Set tasks =
(a) Reproduce the border fence text from "Prior to 1951, the" up to and including "may take possession.".
(b) Carry on the writing about eminent domain and the border fence from the point at which it stops.

=== Supplied text ===

Eminent Domain and the Border Fence

Keepout What does a fence along the U.S. - Mexico border to deter illegal crossings have to do with eminent domain law?  Well, when the government is condemning property for the fence, a lot.

When it decided to put up a fence along the US-Mexico border, Congress gave the Attorney General the power to use eminent domain:

When the Attorney General and the lawful owner of an interest identified pursuant to paragraph (1) are unable to agree upon a reasonable price, the Attorney General may commence condemnation proceedings pursuant to section 3113 of title 40. [the General Condemnation Act of 1888]

See 8 U.S.C. § 1103(b)(3)

I. What Procedures to Follow?

Congress, however, did not specify what procedures must be followed in the condemnation action.  Must the federal government follow the straight-take procedures of Rule 71A of the Federal Rules of Civil Procedure, which require a final judgment before the government takes possession of property, or could it rely upon the expedited procedures of the Declaration of Taking Act, which permits the government to take possession of property before final judgment?   

That was the first issue in United States v. 1.04 Acres of Land, No. B-08-044 (S.D.Tex., Mar. 7, 2008), the first case, as far as I can tell, to address the issue.   

The first section of the General Condemnation Act of 1888 is now codifided at 40 U.S.C. §  3113, and but does not specify any procedures to be used:

An officer of the Federal Government authorized to acquire real estate for the erection of a public building or for other public uses may acquire the real estate for the Government by condemnation, under judicial process, when the officer believes that it is necessary or advantageous to the Government to do so. The Attorney General, on application of the officer, shall have condemnation proceedings begun within 30 days from receipt of the application at the Department of Justice.

Prior to 1951, the second section of the 1888 Act specified that state law eminent domain procedures were to be used in federal court condemnation actions.  However, with the adoption of Rule 71A of the Federal Rules of Civil Procedure, the federal courts now follow a uniform federal "straight-take" procedure which requires a final judgment before the government may take possession. 

In 1.04 Acres, the property owner objected to the government's use of the the expedited procedures of the Declaration of Taking Act to take her land for a portion of the border fence, since, she argued, 8 U.S.C. § 1103(b)(2) requires the government to use the procedures specified in the 1888 Act, which means only the straight-take process. 

The court rejected the argument, and held the government could use the expedited DTA procedures in an action instituted under the General Condemnation Act, since the 1888 Act does not specify what procedures must be followed.  The court held that the DTA was "supplemental" and "ancillary" to the government's power to take, and that the 1888 Act did not require that any set of procedures be followed, noting that prior to Rule 71's adoption, federal courts followed state law procedures:

Given the supplemental nature of the DTA, this Court finds that the provisions of the DTA are available whenever an officer of the United States is authorized to bring a condemnation action in federal court pursuant to the GCA [General Condemnation Act of 1888], 40 U.S.C. § 3113. The right to use the provisions of the DTA is inherent and incidental in all condemnation actions brought under the GCA; thus, this Court finds that Congress does not need to expressly authorize the use of the provisions of the DTA when it otherwise gives the United States authority to proceed under the GCA. See Polson Logging Co. v. United States, 149 F.2d 877, 878 (9th Cir. 1945) (holding that the right of the United States to use the expedited procedures of the DTA is “a right of the United States in all proceedings for condemnation”).

=== Data records ===

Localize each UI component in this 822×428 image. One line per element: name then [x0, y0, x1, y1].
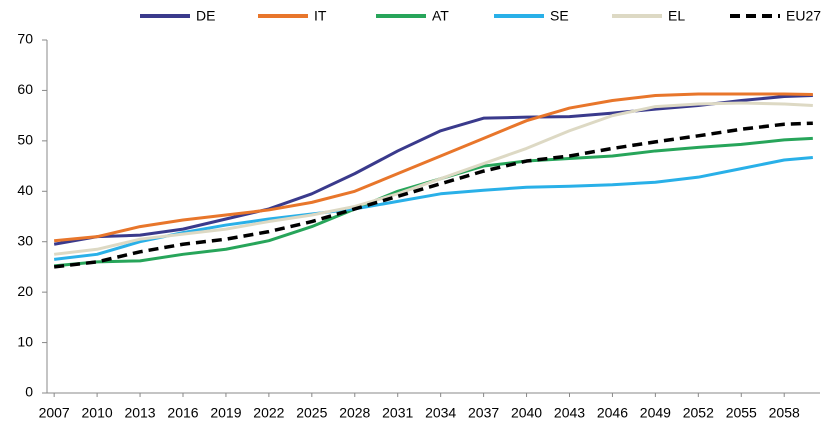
x-tick-label: 2019 — [210, 405, 241, 421]
x-tick-label: 2022 — [253, 405, 284, 421]
legend-label: EU27 — [786, 8, 821, 24]
legend-label: IT — [314, 8, 327, 24]
series-line — [54, 92, 813, 243]
series-line — [53, 93, 813, 246]
y-tick-label: 30 — [17, 232, 33, 248]
x-tick-label: 2058 — [769, 405, 800, 421]
x-tick-label: 2031 — [382, 405, 413, 421]
x-tick-label: 2025 — [296, 405, 327, 421]
x-tick-label: 2007 — [39, 405, 70, 421]
y-tick-label: 0 — [25, 384, 33, 400]
series-line — [53, 156, 813, 261]
x-tick-label: 2016 — [167, 405, 198, 421]
x-tick-label: 2049 — [640, 405, 671, 421]
y-tick-label: 10 — [17, 333, 33, 349]
x-tick-label: 2037 — [468, 405, 499, 421]
x-tick-label: 2052 — [683, 405, 714, 421]
y-tick-label: 40 — [17, 182, 33, 198]
x-tick-label: 2010 — [82, 405, 113, 421]
x-tick-label: 2055 — [726, 405, 757, 421]
y-tick-label: 50 — [17, 132, 33, 148]
legend-label: EL — [668, 8, 685, 24]
legend-label: DE — [196, 8, 215, 24]
x-tick-label: 2040 — [511, 405, 542, 421]
series-line — [53, 101, 813, 256]
series-line — [53, 121, 813, 269]
x-tick-label: 2034 — [425, 405, 456, 421]
x-tick-label: 2028 — [339, 405, 370, 421]
y-tick-label: 70 — [17, 31, 33, 47]
x-tick-label: 2046 — [597, 405, 628, 421]
x-tick-label: 2043 — [554, 405, 585, 421]
x-tick-label: 2013 — [124, 405, 155, 421]
y-tick-label: 60 — [17, 81, 33, 97]
legend-label: SE — [550, 8, 569, 24]
y-tick-label: 20 — [17, 283, 33, 299]
legend-label: AT — [432, 8, 449, 24]
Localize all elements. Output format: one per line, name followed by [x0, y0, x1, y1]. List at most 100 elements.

===

Responses =
(a)
Prior to 1951, the second section of the 1888 Act specified that state law eminent domain procedures were to be used in federal court condemnation actions.  However, with the adoption of Rule 71A of the Federal Rules of Civil Procedure, the federal courts now follow a uniform federal "straight-take" procedure which requires a final judgment before the government may take possession.

(b)
Slip op. at 18.

The bottom line: Congress authorized the taking of property for the border fence, but didn't specify the procedures to be followed.  Therefore, land may be taken by Rule 71A's straight-take procedures or the expedited "take it now" procedures of the DTA.  Government's choice.

II.  Negotiations or "Contact?"

The second issue was whether the government had conformed to the requirement in 8 U.S.C. § 1103(b)(3) to negotiate: "[w]hen the Attorney General and the lawful owner of an interest identified pursuant to paragraph (1) are unable to agree upon a reasonable price. . . " 

The government argued that the above language did not require it to negotiate first with the property owner, but the court rejected that claim, holding that the statute "clearly contemplates that some attempt has been made to reach an agreement prior to the Attorney General exercising the authority to pursue eminent domain remedies. . . This Court finds that Congress clearly intended there to be some level of negotiation between the Government and the owner of a property interest prior to the institution of eminent domain procedures pursuant to 8 U.S.C. § 1103(b)(3)."  Slip op. at 22.  The court held there must have been some "bona fide" attempts by the government before bringing suit.

The government next asserted that its "contacts" with the property owner qualified as bona fide "negotiations."  However, the only evidence that had been submitted to the court was the landowner's written declaration that the government had not negotiated with her, but that she had "conversations and contacts with agents of the Department of Homeland Security over approximately the last six months."  Slip op. at 26.  [Editorial note -- any bets on the tone of those "conversations and contacts"?  My guess was that they were along the lines of the "the federal government does not negotiate" position like in Wilkie v. Robbins.] 

The court rejected the government's claim that mere contacts and conversations qualified as bona fide negotiations, since the government had not submitted any positive evidence that it had complied with the statute's requirement.  The court gave the government two weeks to provide such evidence, or actually negotiate with the landowner.

So the case isn't over, just yet.  The complete opinion of the court is posted here.

My thanks to my Damon Key colleague, immigration attorney David McCauley for pointing out this decision.